» **Required task**:
Lines that contain "frequency" are to be counted; give only their number.
-*-
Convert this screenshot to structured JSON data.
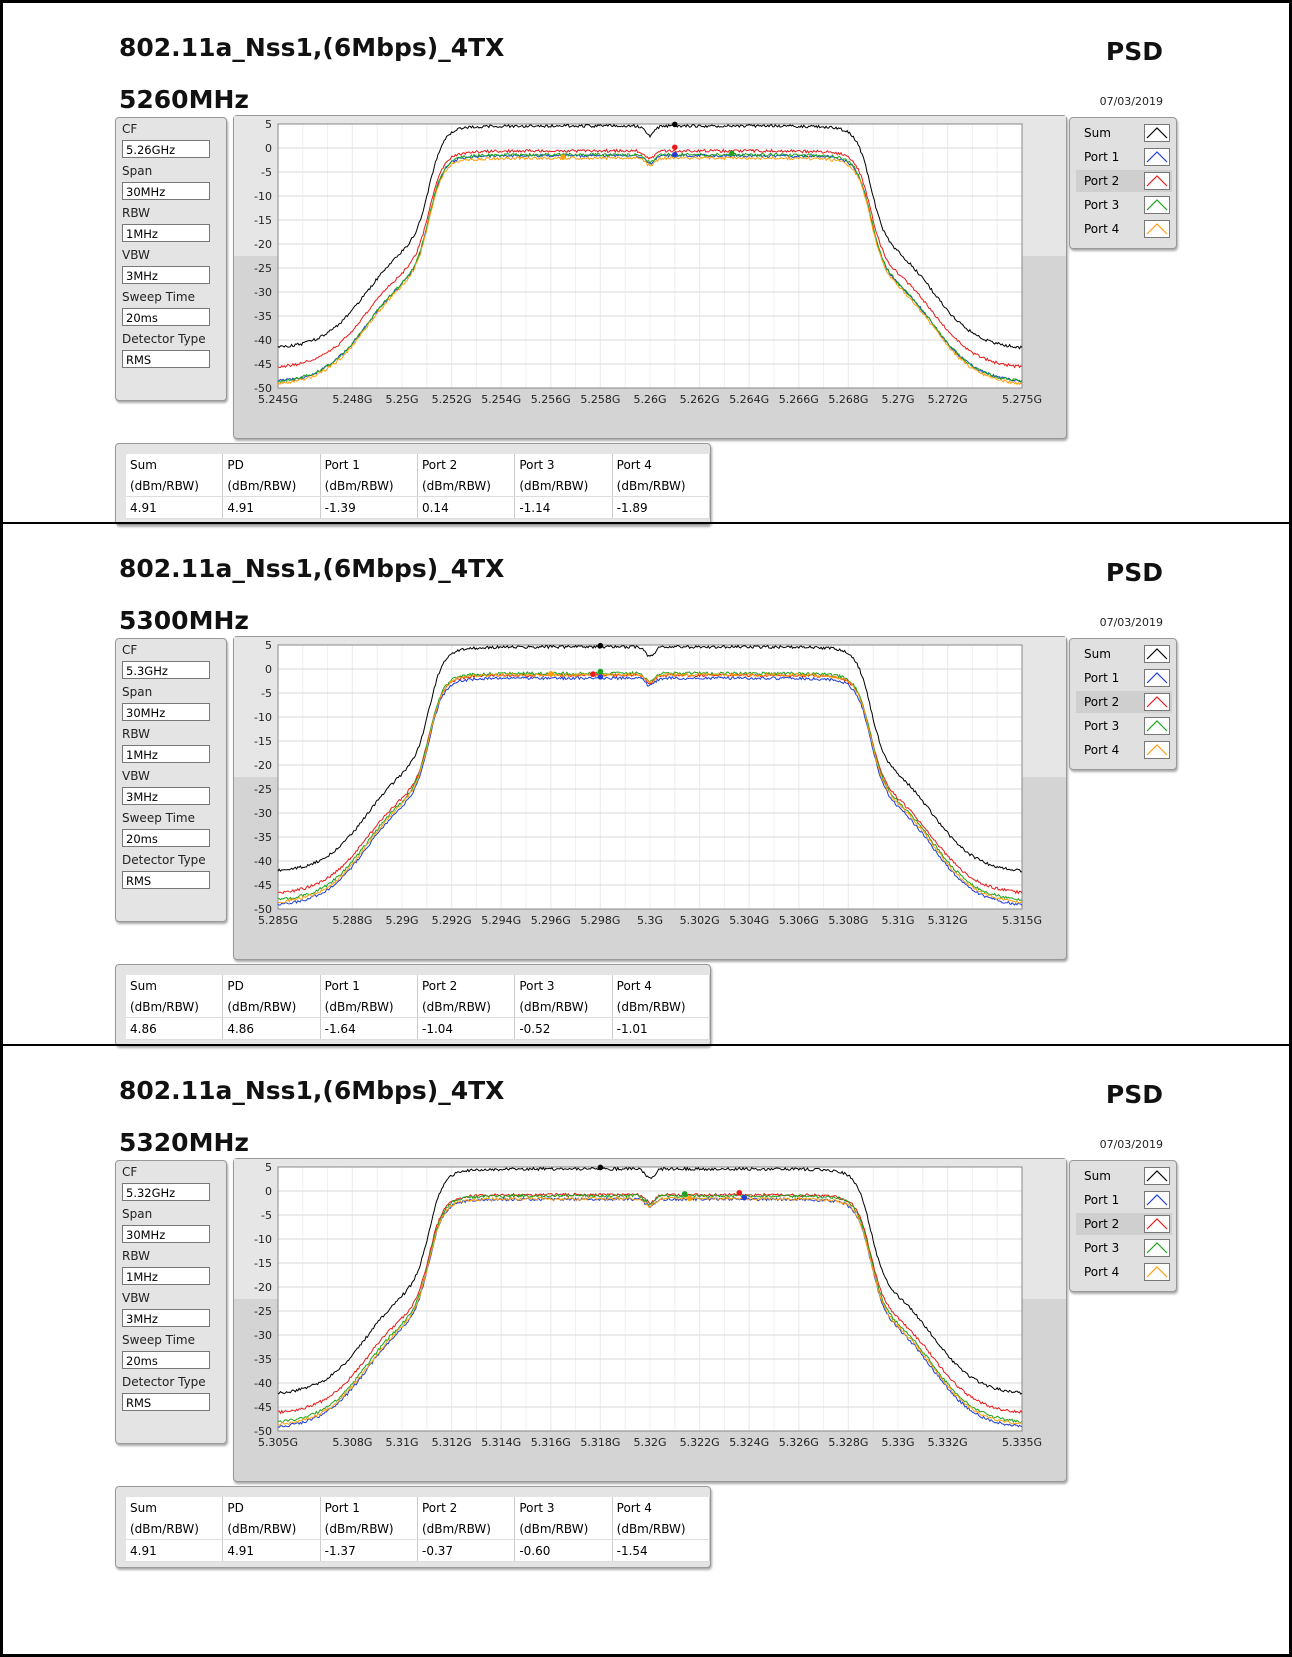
{
  "panels": [
    {
      "title": "802.11a_Nss1,(6Mbps)_4TX",
      "psd_label": "PSD",
      "frequency": "5260MHz",
      "date": "07/03/2019",
      "params": [
        {
          "label": "CF",
          "value": "5.26GHz"
        },
        {
          "label": "Span",
          "value": "30MHz"
        },
        {
          "label": "RBW",
          "value": "1MHz"
        },
        {
          "label": "VBW",
          "value": "3MHz"
        },
        {
          "label": "Sweep Time",
          "value": "20ms"
        },
        {
          "label": "Detector Type",
          "value": "RMS"
        }
      ],
      "results": {
        "headers": [
          "Sum",
          "PD",
          "Port 1",
          "Port 2",
          "Port 3",
          "Port 4"
        ],
        "units": [
          "(dBm/RBW)",
          "(dBm/RBW)",
          "(dBm/RBW)",
          "(dBm/RBW)",
          "(dBm/RBW)",
          "(dBm/RBW)"
        ],
        "values": [
          "4.91",
          "4.91",
          "-1.39",
          "0.14",
          "-1.14",
          "-1.89"
        ]
      },
      "chart_data": {
        "type": "line",
        "xlim": [
          5.245,
          5.275
        ],
        "ylim": [
          -50,
          5
        ],
        "x_tick_labels": [
          "5.245G",
          "5.248G",
          "5.25G",
          "5.252G",
          "5.254G",
          "5.256G",
          "5.258G",
          "5.26G",
          "5.262G",
          "5.264G",
          "5.266G",
          "5.268G",
          "5.27G",
          "5.272G",
          "5.275G"
        ],
        "y_tick_labels": [
          "5",
          "0",
          "-5",
          "-10",
          "-15",
          "-20",
          "-25",
          "-30",
          "-35",
          "-40",
          "-45",
          "-50"
        ],
        "grid": true,
        "center_ghz": 5.26,
        "series": [
          {
            "name": "Sum",
            "color": "#000000",
            "plateau": 4.6,
            "floor": -42,
            "dip": 2.0,
            "peak": {
              "x": 5.261,
              "y": 4.91
            }
          },
          {
            "name": "Port 1",
            "color": "#1f3fd6",
            "plateau": -1.6,
            "floor": -49,
            "dip": 1.6,
            "peak": {
              "x": 5.261,
              "y": -1.39
            }
          },
          {
            "name": "Port 2",
            "color": "#e81a1a",
            "plateau": -0.6,
            "floor": -46,
            "dip": 1.6,
            "peak": {
              "x": 5.261,
              "y": 0.14
            }
          },
          {
            "name": "Port 3",
            "color": "#1ca31c",
            "plateau": -1.4,
            "floor": -49,
            "dip": 1.6,
            "peak": {
              "x": 5.2633,
              "y": -1.14
            }
          },
          {
            "name": "Port 4",
            "color": "#ff9e0f",
            "plateau": -2.1,
            "floor": -49.5,
            "dip": 1.6,
            "peak": {
              "x": 5.2565,
              "y": -1.89
            }
          }
        ]
      }
    },
    {
      "title": "802.11a_Nss1,(6Mbps)_4TX",
      "psd_label": "PSD",
      "frequency": "5300MHz",
      "date": "07/03/2019",
      "params": [
        {
          "label": "CF",
          "value": "5.3GHz"
        },
        {
          "label": "Span",
          "value": "30MHz"
        },
        {
          "label": "RBW",
          "value": "1MHz"
        },
        {
          "label": "VBW",
          "value": "3MHz"
        },
        {
          "label": "Sweep Time",
          "value": "20ms"
        },
        {
          "label": "Detector Type",
          "value": "RMS"
        }
      ],
      "results": {
        "headers": [
          "Sum",
          "PD",
          "Port 1",
          "Port 2",
          "Port 3",
          "Port 4"
        ],
        "units": [
          "(dBm/RBW)",
          "(dBm/RBW)",
          "(dBm/RBW)",
          "(dBm/RBW)",
          "(dBm/RBW)",
          "(dBm/RBW)"
        ],
        "values": [
          "4.86",
          "4.86",
          "-1.64",
          "-1.04",
          "-0.52",
          "-1.01"
        ]
      },
      "chart_data": {
        "type": "line",
        "xlim": [
          5.285,
          5.315
        ],
        "ylim": [
          -50,
          5
        ],
        "x_tick_labels": [
          "5.285G",
          "5.288G",
          "5.29G",
          "5.292G",
          "5.294G",
          "5.296G",
          "5.298G",
          "5.3G",
          "5.302G",
          "5.304G",
          "5.306G",
          "5.308G",
          "5.31G",
          "5.312G",
          "5.315G"
        ],
        "y_tick_labels": [
          "5",
          "0",
          "-5",
          "-10",
          "-15",
          "-20",
          "-25",
          "-30",
          "-35",
          "-40",
          "-45",
          "-50"
        ],
        "grid": true,
        "center_ghz": 5.3,
        "series": [
          {
            "name": "Sum",
            "color": "#000000",
            "plateau": 4.6,
            "floor": -42.5,
            "dip": 2.0,
            "peak": {
              "x": 5.298,
              "y": 4.86
            }
          },
          {
            "name": "Port 1",
            "color": "#1f3fd6",
            "plateau": -1.9,
            "floor": -49.5,
            "dip": 1.6,
            "peak": {
              "x": 5.298,
              "y": -1.64
            }
          },
          {
            "name": "Port 2",
            "color": "#e81a1a",
            "plateau": -1.3,
            "floor": -47,
            "dip": 1.6,
            "peak": {
              "x": 5.2977,
              "y": -1.04
            }
          },
          {
            "name": "Port 3",
            "color": "#1ca31c",
            "plateau": -0.9,
            "floor": -48.5,
            "dip": 1.6,
            "peak": {
              "x": 5.298,
              "y": -0.52
            }
          },
          {
            "name": "Port 4",
            "color": "#ff9e0f",
            "plateau": -1.2,
            "floor": -49,
            "dip": 1.6,
            "peak": {
              "x": 5.296,
              "y": -1.01
            }
          }
        ]
      }
    },
    {
      "title": "802.11a_Nss1,(6Mbps)_4TX",
      "psd_label": "PSD",
      "frequency": "5320MHz",
      "date": "07/03/2019",
      "params": [
        {
          "label": "CF",
          "value": "5.32GHz"
        },
        {
          "label": "Span",
          "value": "30MHz"
        },
        {
          "label": "RBW",
          "value": "1MHz"
        },
        {
          "label": "VBW",
          "value": "3MHz"
        },
        {
          "label": "Sweep Time",
          "value": "20ms"
        },
        {
          "label": "Detector Type",
          "value": "RMS"
        }
      ],
      "results": {
        "headers": [
          "Sum",
          "PD",
          "Port 1",
          "Port 2",
          "Port 3",
          "Port 4"
        ],
        "units": [
          "(dBm/RBW)",
          "(dBm/RBW)",
          "(dBm/RBW)",
          "(dBm/RBW)",
          "(dBm/RBW)",
          "(dBm/RBW)"
        ],
        "values": [
          "4.91",
          "4.91",
          "-1.37",
          "-0.37",
          "-0.60",
          "-1.54"
        ]
      },
      "chart_data": {
        "type": "line",
        "xlim": [
          5.305,
          5.335
        ],
        "ylim": [
          -50,
          5
        ],
        "x_tick_labels": [
          "5.305G",
          "5.308G",
          "5.31G",
          "5.312G",
          "5.314G",
          "5.316G",
          "5.318G",
          "5.32G",
          "5.322G",
          "5.324G",
          "5.326G",
          "5.328G",
          "5.33G",
          "5.332G",
          "5.335G"
        ],
        "y_tick_labels": [
          "5",
          "0",
          "-5",
          "-10",
          "-15",
          "-20",
          "-25",
          "-30",
          "-35",
          "-40",
          "-45",
          "-50"
        ],
        "grid": true,
        "center_ghz": 5.32,
        "series": [
          {
            "name": "Sum",
            "color": "#000000",
            "plateau": 4.6,
            "floor": -42.5,
            "dip": 2.0,
            "peak": {
              "x": 5.318,
              "y": 4.91
            }
          },
          {
            "name": "Port 1",
            "color": "#1f3fd6",
            "plateau": -1.7,
            "floor": -49.5,
            "dip": 1.6,
            "peak": {
              "x": 5.3238,
              "y": -1.37
            }
          },
          {
            "name": "Port 2",
            "color": "#e81a1a",
            "plateau": -0.8,
            "floor": -46.5,
            "dip": 1.6,
            "peak": {
              "x": 5.3236,
              "y": -0.37
            }
          },
          {
            "name": "Port 3",
            "color": "#1ca31c",
            "plateau": -1.0,
            "floor": -48.5,
            "dip": 1.6,
            "peak": {
              "x": 5.3214,
              "y": -0.6
            }
          },
          {
            "name": "Port 4",
            "color": "#ff9e0f",
            "plateau": -1.6,
            "floor": -49,
            "dip": 1.6,
            "peak": {
              "x": 5.3216,
              "y": -1.54
            }
          }
        ]
      }
    }
  ]
}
-*-
» **Complete output**:
3